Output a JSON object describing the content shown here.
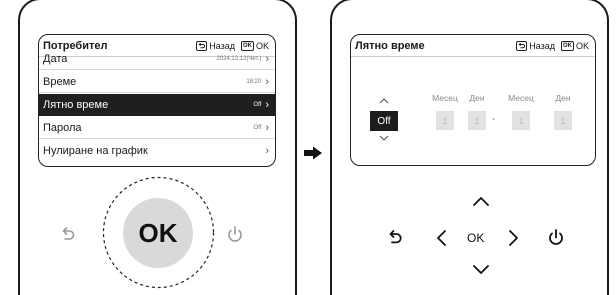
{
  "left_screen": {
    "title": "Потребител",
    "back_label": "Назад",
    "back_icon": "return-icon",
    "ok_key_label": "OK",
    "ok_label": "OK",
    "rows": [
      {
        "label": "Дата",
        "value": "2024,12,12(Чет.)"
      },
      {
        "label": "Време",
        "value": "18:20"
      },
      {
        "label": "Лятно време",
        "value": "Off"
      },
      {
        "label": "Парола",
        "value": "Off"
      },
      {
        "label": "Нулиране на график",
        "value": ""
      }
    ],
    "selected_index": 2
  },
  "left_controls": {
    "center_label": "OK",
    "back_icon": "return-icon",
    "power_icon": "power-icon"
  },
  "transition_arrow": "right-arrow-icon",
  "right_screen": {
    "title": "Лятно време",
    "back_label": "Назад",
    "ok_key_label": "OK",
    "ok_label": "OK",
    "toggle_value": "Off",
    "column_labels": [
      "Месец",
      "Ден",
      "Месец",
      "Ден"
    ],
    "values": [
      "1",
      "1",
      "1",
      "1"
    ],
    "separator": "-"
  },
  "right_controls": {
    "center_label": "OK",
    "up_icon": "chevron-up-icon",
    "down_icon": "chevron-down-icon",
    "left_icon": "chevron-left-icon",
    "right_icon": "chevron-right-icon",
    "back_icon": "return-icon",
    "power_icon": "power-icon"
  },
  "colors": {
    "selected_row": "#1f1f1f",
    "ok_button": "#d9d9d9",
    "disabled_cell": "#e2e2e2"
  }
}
---
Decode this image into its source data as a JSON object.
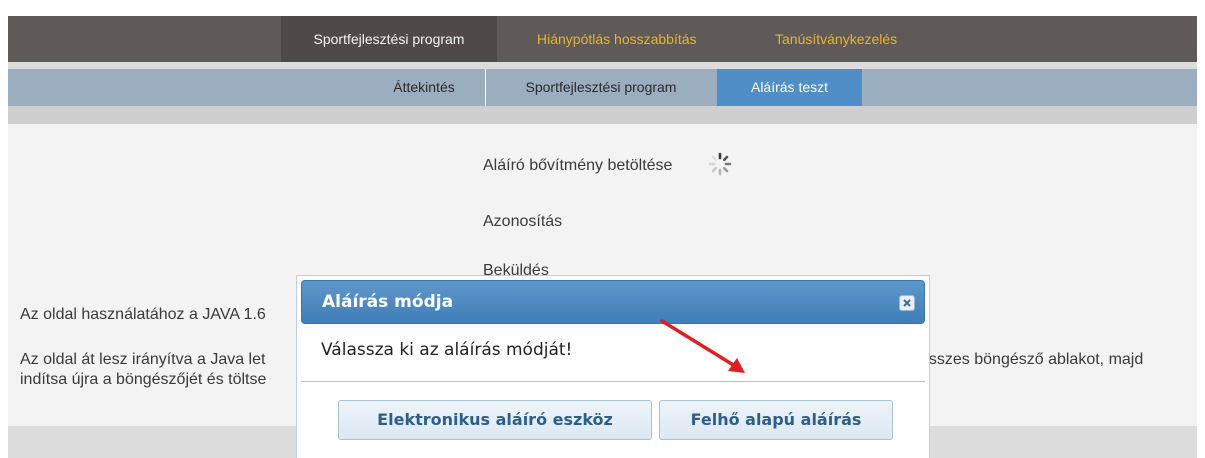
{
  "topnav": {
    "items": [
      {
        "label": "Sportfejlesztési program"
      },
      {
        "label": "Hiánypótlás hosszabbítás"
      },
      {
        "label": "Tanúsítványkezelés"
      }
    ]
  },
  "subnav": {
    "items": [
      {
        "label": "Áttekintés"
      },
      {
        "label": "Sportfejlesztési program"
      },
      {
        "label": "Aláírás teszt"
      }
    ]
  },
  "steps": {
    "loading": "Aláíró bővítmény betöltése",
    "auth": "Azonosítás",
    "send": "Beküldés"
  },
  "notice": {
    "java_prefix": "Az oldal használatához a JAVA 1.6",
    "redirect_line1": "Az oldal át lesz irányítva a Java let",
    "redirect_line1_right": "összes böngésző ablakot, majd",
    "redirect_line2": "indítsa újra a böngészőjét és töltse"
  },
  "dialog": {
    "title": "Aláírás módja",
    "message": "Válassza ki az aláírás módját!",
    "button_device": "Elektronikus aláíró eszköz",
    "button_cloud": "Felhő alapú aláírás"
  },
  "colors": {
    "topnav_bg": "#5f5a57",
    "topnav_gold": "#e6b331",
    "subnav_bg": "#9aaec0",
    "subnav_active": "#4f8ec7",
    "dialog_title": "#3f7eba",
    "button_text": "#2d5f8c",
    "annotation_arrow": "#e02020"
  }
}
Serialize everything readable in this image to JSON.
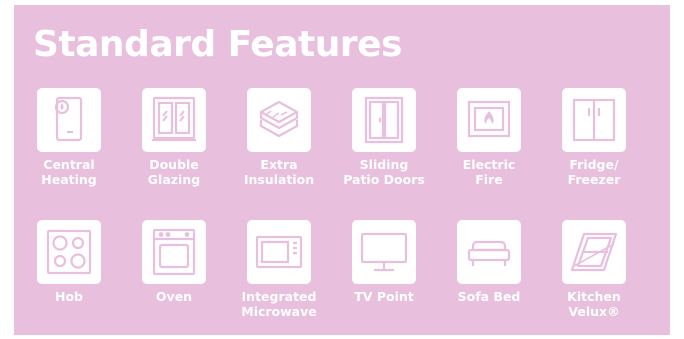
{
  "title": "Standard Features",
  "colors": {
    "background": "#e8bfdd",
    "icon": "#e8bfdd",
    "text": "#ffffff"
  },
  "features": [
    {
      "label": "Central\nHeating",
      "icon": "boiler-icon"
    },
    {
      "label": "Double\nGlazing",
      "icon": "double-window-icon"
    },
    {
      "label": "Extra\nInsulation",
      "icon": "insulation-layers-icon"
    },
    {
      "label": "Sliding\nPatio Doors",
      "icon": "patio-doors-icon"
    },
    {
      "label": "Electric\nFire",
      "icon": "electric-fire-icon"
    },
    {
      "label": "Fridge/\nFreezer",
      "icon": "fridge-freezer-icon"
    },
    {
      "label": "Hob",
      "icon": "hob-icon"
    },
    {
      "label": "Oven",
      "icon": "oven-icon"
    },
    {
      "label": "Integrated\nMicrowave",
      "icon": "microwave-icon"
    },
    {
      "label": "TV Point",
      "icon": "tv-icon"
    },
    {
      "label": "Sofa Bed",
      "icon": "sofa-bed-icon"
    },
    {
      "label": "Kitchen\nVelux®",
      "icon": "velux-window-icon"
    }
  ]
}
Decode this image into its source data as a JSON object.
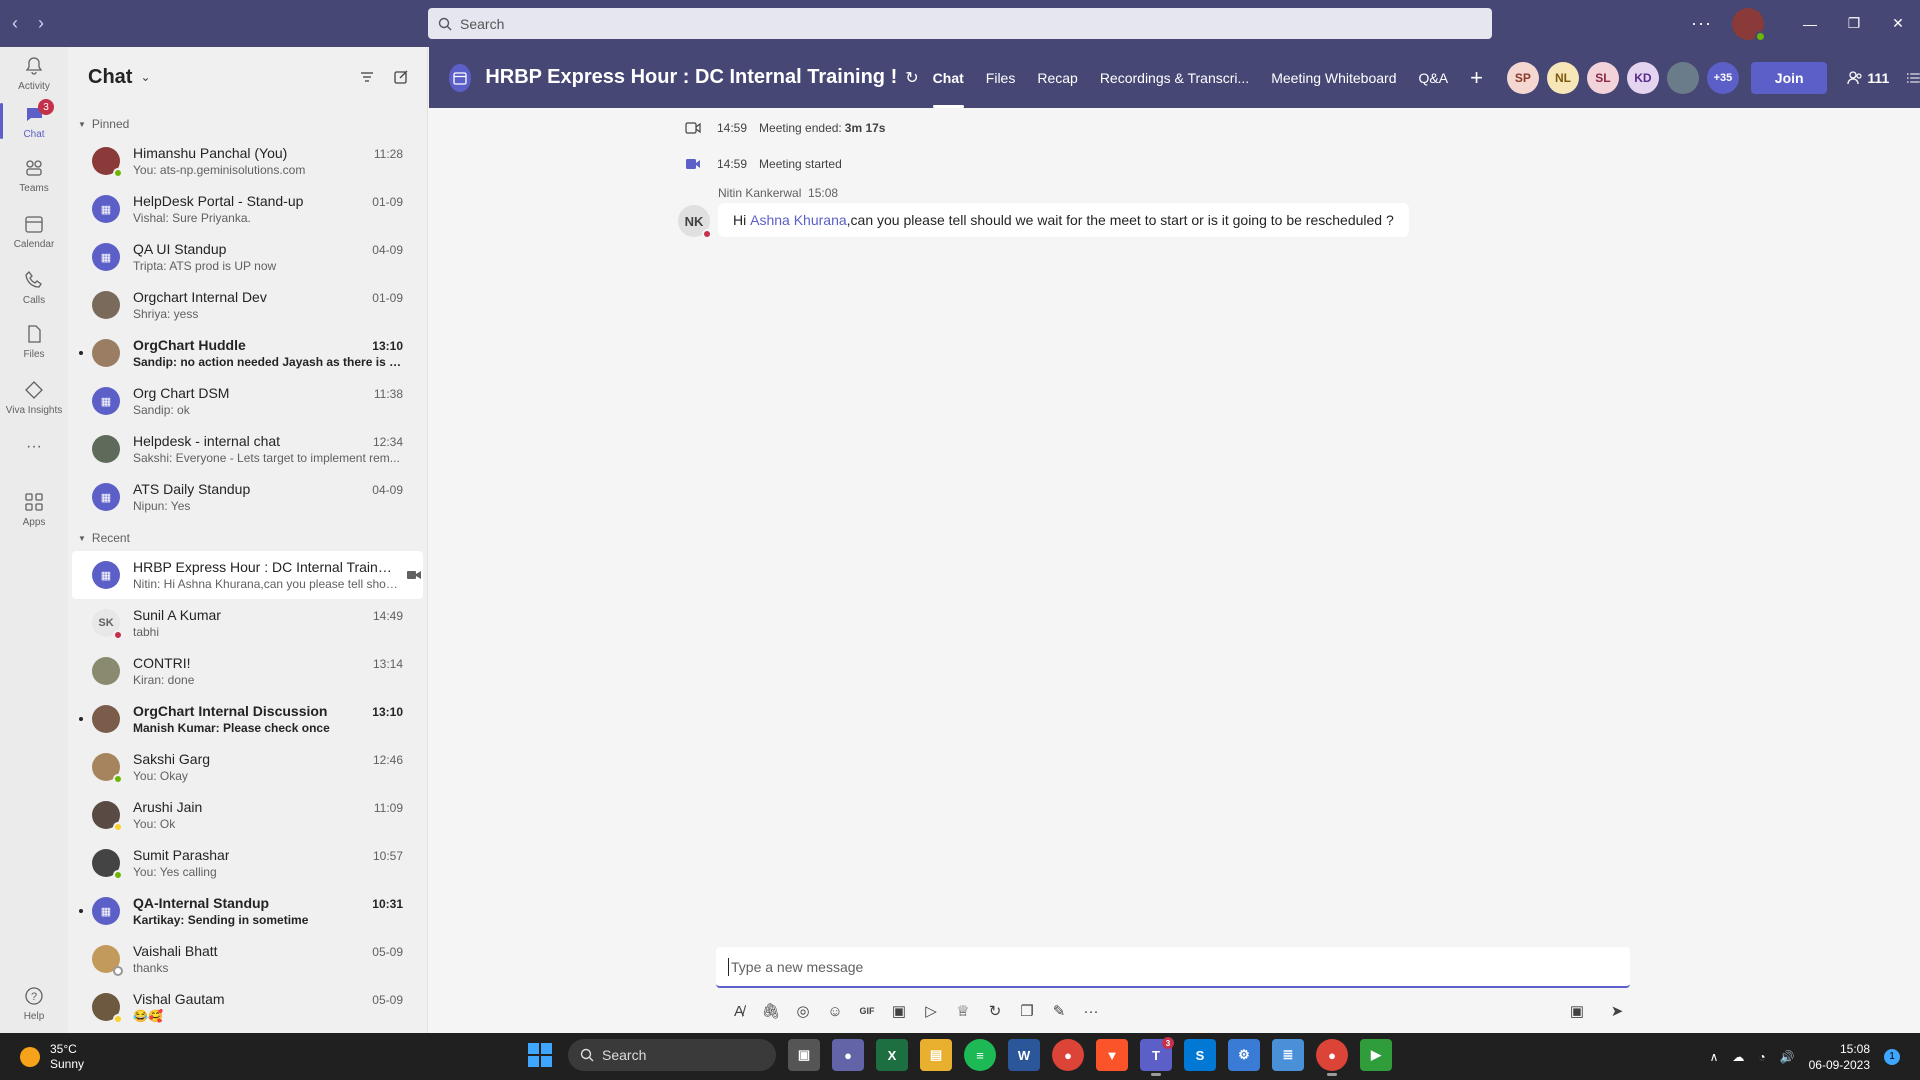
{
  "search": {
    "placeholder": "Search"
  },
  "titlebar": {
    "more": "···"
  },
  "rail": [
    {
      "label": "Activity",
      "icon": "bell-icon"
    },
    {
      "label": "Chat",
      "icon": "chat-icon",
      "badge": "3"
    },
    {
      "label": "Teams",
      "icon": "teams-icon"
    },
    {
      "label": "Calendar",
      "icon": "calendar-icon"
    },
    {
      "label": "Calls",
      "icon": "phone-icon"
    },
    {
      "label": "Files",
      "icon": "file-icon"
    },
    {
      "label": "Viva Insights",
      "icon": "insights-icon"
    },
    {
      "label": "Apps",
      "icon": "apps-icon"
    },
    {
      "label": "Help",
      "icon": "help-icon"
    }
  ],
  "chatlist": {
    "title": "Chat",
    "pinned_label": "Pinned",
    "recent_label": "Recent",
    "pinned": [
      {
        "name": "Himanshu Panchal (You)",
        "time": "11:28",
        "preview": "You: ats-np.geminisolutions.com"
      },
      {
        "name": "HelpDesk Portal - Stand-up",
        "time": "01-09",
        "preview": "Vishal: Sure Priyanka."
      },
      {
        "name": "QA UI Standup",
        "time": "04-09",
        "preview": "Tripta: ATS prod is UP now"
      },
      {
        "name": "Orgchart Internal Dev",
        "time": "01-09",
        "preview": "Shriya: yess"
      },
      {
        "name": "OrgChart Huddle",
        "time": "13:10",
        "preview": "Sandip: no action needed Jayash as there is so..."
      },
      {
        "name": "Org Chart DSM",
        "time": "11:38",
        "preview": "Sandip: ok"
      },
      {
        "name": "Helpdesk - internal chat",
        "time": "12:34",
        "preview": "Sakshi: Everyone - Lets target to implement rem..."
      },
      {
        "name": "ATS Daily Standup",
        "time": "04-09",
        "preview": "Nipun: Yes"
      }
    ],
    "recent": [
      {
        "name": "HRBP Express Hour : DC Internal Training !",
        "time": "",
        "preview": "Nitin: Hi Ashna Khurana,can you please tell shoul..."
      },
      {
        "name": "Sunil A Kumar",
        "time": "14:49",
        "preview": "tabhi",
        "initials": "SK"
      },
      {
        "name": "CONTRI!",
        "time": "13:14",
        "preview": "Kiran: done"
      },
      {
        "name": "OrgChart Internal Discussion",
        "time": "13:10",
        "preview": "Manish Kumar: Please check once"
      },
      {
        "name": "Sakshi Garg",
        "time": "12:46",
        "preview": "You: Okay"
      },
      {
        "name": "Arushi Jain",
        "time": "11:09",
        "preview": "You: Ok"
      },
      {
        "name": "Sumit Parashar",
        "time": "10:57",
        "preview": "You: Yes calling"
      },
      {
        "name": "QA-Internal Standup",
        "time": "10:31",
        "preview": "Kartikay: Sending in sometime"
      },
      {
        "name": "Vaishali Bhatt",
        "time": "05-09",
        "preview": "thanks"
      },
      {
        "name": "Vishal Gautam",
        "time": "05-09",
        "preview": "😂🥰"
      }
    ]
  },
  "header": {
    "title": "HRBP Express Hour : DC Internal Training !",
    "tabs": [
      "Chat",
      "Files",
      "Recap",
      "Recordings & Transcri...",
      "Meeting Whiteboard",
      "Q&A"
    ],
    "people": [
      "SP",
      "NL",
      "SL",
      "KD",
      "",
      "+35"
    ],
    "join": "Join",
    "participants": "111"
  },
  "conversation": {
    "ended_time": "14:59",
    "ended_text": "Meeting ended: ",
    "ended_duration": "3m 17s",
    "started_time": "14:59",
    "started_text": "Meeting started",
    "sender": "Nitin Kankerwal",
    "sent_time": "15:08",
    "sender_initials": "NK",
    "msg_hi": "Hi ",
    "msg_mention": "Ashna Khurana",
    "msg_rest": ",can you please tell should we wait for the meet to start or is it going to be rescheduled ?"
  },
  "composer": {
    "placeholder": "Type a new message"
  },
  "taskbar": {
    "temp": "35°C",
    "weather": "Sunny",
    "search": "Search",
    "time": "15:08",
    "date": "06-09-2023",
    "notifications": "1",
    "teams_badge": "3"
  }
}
==
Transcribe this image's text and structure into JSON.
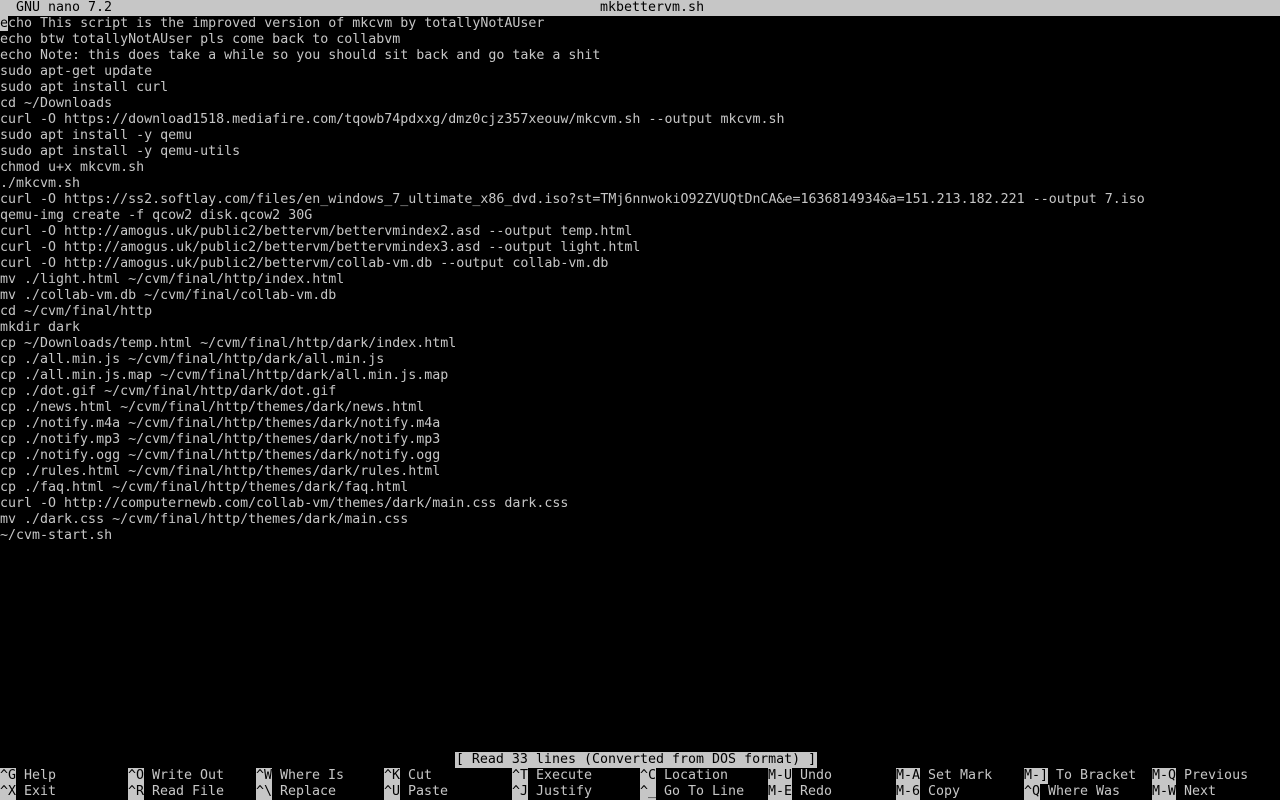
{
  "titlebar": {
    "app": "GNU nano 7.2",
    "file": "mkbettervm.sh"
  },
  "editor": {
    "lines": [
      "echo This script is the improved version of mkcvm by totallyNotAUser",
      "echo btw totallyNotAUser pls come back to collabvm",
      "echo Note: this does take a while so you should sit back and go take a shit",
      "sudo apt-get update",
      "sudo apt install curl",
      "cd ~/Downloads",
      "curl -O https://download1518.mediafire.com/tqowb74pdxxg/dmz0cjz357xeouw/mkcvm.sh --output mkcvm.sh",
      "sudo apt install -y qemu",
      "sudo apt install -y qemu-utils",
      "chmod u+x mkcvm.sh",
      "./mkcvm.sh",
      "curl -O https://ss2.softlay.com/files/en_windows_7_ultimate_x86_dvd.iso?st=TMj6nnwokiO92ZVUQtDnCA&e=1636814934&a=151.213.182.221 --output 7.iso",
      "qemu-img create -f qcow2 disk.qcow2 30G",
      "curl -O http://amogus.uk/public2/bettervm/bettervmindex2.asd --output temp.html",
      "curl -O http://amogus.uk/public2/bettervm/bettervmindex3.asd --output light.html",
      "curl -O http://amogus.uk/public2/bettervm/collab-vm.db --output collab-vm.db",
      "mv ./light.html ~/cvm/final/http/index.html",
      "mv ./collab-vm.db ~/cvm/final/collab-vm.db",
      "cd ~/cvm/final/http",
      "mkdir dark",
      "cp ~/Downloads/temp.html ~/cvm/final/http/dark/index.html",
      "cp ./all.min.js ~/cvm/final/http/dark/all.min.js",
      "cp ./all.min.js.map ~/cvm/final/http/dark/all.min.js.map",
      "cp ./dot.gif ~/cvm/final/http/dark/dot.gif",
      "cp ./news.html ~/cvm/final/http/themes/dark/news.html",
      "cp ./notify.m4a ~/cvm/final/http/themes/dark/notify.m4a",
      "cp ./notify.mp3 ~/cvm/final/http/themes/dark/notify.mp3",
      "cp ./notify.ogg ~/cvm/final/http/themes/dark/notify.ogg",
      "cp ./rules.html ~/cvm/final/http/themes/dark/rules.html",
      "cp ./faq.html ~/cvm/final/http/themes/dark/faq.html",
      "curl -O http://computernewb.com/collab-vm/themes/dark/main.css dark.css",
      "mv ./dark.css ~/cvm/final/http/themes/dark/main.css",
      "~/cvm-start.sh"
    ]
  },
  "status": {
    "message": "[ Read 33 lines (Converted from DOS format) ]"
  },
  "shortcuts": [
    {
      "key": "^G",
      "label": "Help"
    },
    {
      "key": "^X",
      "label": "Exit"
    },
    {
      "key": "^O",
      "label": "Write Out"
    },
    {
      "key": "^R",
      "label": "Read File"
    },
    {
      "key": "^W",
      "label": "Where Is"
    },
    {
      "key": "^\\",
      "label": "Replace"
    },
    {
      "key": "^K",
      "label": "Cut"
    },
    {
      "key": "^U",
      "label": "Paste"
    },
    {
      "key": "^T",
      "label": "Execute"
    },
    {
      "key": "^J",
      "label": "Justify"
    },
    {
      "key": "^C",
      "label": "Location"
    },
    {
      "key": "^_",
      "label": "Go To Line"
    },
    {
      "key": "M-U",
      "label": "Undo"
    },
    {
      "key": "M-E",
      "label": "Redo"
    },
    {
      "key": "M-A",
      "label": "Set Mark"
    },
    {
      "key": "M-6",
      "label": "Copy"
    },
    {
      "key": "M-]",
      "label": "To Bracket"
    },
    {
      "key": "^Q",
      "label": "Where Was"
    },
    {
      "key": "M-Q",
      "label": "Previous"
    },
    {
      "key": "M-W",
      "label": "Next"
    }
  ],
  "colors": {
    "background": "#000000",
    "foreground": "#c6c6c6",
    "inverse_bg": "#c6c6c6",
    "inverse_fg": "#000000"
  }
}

- **What is required**:
Lines that hold the word "Ashna" are the ones to return, every one of them.

- **Output**:
        "preview": "Nitin: Hi Ashna Khurana,can you please tell shoul..."
    "msg_mention": "Ashna Khurana",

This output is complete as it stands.